» Direction
Produce an exact copy of the lines from the line that contains "Output the text content of this document." to the end of the listing below.

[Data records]
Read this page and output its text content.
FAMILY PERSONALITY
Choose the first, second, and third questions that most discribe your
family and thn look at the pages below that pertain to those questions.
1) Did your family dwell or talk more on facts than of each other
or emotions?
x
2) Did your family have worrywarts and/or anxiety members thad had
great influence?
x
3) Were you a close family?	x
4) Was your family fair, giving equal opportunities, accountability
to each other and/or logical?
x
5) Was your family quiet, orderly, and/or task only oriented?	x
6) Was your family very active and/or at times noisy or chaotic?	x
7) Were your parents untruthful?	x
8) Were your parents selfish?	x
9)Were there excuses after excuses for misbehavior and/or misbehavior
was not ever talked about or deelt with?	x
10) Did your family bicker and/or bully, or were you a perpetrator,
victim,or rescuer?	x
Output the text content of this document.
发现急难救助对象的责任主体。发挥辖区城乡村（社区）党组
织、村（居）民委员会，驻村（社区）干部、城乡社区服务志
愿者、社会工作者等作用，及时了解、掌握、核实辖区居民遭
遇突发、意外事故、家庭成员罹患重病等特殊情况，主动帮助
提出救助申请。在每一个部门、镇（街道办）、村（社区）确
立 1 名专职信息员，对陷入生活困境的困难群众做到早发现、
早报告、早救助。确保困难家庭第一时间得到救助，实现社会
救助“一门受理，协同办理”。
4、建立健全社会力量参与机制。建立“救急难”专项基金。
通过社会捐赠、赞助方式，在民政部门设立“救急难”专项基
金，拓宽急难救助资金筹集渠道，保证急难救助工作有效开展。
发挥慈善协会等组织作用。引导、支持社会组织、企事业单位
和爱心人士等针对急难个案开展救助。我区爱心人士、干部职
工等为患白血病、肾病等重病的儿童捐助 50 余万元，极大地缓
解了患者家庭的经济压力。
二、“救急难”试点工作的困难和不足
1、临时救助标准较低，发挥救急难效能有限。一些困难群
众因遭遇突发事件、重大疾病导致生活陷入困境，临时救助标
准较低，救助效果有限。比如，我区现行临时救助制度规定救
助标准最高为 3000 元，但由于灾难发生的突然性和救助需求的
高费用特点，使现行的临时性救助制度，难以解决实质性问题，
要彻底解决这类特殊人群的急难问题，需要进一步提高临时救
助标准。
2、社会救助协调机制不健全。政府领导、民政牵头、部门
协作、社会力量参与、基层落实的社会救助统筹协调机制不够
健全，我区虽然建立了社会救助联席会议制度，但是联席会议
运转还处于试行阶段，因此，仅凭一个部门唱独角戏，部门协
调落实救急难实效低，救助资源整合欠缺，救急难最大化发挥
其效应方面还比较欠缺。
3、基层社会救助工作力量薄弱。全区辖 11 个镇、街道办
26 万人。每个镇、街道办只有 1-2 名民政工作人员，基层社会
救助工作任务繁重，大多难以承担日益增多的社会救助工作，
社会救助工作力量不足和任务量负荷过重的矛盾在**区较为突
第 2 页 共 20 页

» Task response
Output the text content of this document.
发现急难救助对象的责任主体。发挥辖区城乡村（社区）党组
织、村（居）民委员会，驻村（社区）干部、城乡社区服务志
愿者、社会工作者等作用，及时了解、掌握、核实辖区居民遭
遇突发、意外事故、家庭成员罹患重病等特殊情况，主动帮助
提出救助申请。在每一个部门、镇（街道办）、村（社区）确
立 1 名专职信息员，对陷入生活困境的困难群众做到早发现、
早报告、早救助。确保困难家庭第一时间得到救助，实现社会
救助“一门受理，协同办理”。
4、建立健全社会力量参与机制。建立“救急难”专项基金。
通过社会捐赠、赞助方式，在民政部门设立“救急难”专项基
金，拓宽急难救助资金筹集渠道，保证急难救助工作有效开展。
发挥慈善协会等组织作用。引导、支持社会组织、企事业单位
和爱心人士等针对急难个案开展救助。我区爱心人士、干部职
工等为患白血病、肾病等重病的儿童捐助 50 余万元，极大地缓
解了患者家庭的经济压力。
二、“救急难”试点工作的困难和不足
1、临时救助标准较低，发挥救急难效能有限。一些困难群
众因遭遇突发事件、重大疾病导致生活陷入困境，临时救助标
准较低，救助效果有限。比如，我区现行临时救助制度规定救
助标准最高为 3000 元，但由于灾难发生的突然性和救助需求的
高费用特点，使现行的临时性救助制度，难以解决实质性问题，
要彻底解决这类特殊人群的急难问题，需要进一步提高临时救
助标准。
2、社会救助协调机制不健全。政府领导、民政牵头、部门
协作、社会力量参与、基层落实的社会救助统筹协调机制不够
健全，我区虽然建立了社会救助联席会议制度，但是联席会议
运转还处于试行阶段，因此，仅凭一个部门唱独角戏，部门协
调落实救急难实效低，救助资源整合欠缺，救急难最大化发挥
其效应方面还比较欠缺。
3、基层社会救助工作力量薄弱。全区辖 11 个镇、街道办
26 万人。每个镇、街道办只有 1-2 名民政工作人员，基层社会
救助工作任务繁重，大多难以承担日益增多的社会救助工作，
社会救助工作力量不足和任务量负荷过重的矛盾在**区较为突
第 2 页 共 20 页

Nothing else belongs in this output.